#### Exercise instructions:
In this exercise, reproduce all the entries that follow exactly.

#### Records supplied:
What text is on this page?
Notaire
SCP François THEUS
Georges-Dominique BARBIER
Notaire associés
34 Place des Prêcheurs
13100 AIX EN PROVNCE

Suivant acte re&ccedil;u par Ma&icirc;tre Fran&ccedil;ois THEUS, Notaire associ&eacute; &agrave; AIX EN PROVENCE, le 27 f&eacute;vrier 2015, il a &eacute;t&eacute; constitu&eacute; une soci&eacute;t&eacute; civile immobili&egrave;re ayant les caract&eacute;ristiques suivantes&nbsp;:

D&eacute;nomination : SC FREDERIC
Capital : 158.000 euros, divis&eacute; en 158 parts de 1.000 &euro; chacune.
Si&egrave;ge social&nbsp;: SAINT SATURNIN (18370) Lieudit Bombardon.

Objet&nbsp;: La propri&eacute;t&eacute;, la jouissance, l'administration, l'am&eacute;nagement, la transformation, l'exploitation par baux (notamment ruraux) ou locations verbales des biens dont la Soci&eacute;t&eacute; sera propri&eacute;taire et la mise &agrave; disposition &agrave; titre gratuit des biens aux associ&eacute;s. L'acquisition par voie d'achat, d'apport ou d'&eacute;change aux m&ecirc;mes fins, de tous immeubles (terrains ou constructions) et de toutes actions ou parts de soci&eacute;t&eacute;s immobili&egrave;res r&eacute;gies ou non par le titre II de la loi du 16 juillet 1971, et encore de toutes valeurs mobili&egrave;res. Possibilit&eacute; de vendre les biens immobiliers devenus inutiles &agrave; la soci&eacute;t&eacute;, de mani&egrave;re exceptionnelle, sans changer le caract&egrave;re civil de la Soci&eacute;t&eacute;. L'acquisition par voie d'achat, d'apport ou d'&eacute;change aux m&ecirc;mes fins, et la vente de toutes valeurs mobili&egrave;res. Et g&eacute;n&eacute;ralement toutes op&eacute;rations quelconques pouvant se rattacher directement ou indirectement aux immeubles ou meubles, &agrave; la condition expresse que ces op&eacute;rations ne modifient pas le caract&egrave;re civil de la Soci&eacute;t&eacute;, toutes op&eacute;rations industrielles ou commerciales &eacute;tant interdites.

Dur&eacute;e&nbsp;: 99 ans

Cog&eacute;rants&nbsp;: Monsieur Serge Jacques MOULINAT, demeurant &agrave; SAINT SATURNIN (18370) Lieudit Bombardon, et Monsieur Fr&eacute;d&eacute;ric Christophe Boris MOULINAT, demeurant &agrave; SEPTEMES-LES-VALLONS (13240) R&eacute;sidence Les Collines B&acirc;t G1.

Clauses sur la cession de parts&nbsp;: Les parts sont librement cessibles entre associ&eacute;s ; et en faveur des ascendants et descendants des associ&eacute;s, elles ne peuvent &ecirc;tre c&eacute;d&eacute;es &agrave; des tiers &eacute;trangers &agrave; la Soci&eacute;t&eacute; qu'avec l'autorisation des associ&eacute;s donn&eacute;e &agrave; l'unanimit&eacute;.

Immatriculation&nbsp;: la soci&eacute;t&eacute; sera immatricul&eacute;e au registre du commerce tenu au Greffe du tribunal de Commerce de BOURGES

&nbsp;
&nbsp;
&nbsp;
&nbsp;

#### Solution to the exercise:
What text is on this page?
Notaire
SCP François THEUS
Georges-Dominique BARBIER
Notaire associés
34 Place des Prêcheurs
13100 AIX EN PROVNCE

Suivant acte re&ccedil;u par Ma&icirc;tre Fran&ccedil;ois THEUS, Notaire associ&eacute; &agrave; AIX EN PROVENCE, le 27 f&eacute;vrier 2015, il a &eacute;t&eacute; constitu&eacute; une soci&eacute;t&eacute; civile immobili&egrave;re ayant les caract&eacute;ristiques suivantes&nbsp;:

D&eacute;nomination : SC FREDERIC
Capital : 158.000 euros, divis&eacute; en 158 parts de 1.000 &euro; chacune.
Si&egrave;ge social&nbsp;: SAINT SATURNIN (18370) Lieudit Bombardon.

Objet&nbsp;: La propri&eacute;t&eacute;, la jouissance, l'administration, l'am&eacute;nagement, la transformation, l'exploitation par baux (notamment ruraux) ou locations verbales des biens dont la Soci&eacute;t&eacute; sera propri&eacute;taire et la mise &agrave; disposition &agrave; titre gratuit des biens aux associ&eacute;s. L'acquisition par voie d'achat, d'apport ou d'&eacute;change aux m&ecirc;mes fins, de tous immeubles (terrains ou constructions) et de toutes actions ou parts de soci&eacute;t&eacute;s immobili&egrave;res r&eacute;gies ou non par le titre II de la loi du 16 juillet 1971, et encore de toutes valeurs mobili&egrave;res. Possibilit&eacute; de vendre les biens immobiliers devenus inutiles &agrave; la soci&eacute;t&eacute;, de mani&egrave;re exceptionnelle, sans changer le caract&egrave;re civil de la Soci&eacute;t&eacute;. L'acquisition par voie d'achat, d'apport ou d'&eacute;change aux m&ecirc;mes fins, et la vente de toutes valeurs mobili&egrave;res. Et g&eacute;n&eacute;ralement toutes op&eacute;rations quelconques pouvant se rattacher directement ou indirectement aux immeubles ou meubles, &agrave; la condition expresse que ces op&eacute;rations ne modifient pas le caract&egrave;re civil de la Soci&eacute;t&eacute;, toutes op&eacute;rations industrielles ou commerciales &eacute;tant interdites.

Dur&eacute;e&nbsp;: 99 ans

Cog&eacute;rants&nbsp;: Monsieur Serge Jacques MOULINAT, demeurant &agrave; SAINT SATURNIN (18370) Lieudit Bombardon, et Monsieur Fr&eacute;d&eacute;ric Christophe Boris MOULINAT, demeurant &agrave; SEPTEMES-LES-VALLONS (13240) R&eacute;sidence Les Collines B&acirc;t G1.

Clauses sur la cession de parts&nbsp;: Les parts sont librement cessibles entre associ&eacute;s ; et en faveur des ascendants et descendants des associ&eacute;s, elles ne peuvent &ecirc;tre c&eacute;d&eacute;es &agrave; des tiers &eacute;trangers &agrave; la Soci&eacute;t&eacute; qu'avec l'autorisation des associ&eacute;s donn&eacute;e &agrave; l'unanimit&eacute;.

Immatriculation&nbsp;: la soci&eacute;t&eacute; sera immatricul&eacute;e au registre du commerce tenu au Greffe du tribunal de Commerce de BOURGES

&nbsp;
&nbsp;
&nbsp;
&nbsp;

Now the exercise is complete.